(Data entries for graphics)
▼▼▼
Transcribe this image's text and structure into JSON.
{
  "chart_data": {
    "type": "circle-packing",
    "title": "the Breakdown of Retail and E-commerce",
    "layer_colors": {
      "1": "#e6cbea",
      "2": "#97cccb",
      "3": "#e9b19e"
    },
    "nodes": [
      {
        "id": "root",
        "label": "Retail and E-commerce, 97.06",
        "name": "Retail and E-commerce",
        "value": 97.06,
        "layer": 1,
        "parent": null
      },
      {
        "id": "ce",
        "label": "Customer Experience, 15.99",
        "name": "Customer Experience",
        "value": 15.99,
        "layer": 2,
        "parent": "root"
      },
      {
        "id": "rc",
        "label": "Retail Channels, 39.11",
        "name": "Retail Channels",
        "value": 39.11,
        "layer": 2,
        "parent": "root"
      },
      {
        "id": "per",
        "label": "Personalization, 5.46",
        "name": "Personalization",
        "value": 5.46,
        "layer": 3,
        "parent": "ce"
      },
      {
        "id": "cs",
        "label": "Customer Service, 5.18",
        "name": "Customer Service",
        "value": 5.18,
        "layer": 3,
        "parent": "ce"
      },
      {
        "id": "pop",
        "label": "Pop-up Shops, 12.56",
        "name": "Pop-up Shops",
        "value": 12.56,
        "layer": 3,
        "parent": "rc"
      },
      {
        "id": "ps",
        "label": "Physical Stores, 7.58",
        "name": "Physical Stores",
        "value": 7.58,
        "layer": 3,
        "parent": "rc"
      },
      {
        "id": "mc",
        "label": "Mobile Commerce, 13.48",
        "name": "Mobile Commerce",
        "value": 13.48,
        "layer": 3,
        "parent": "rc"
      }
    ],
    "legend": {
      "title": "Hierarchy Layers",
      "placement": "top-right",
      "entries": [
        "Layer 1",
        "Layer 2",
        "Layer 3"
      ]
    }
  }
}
▲▲▲
Stated problem »
How many lines of these entries contain "Personalization"? Answer with the number and nothing else.

Expected answer »
2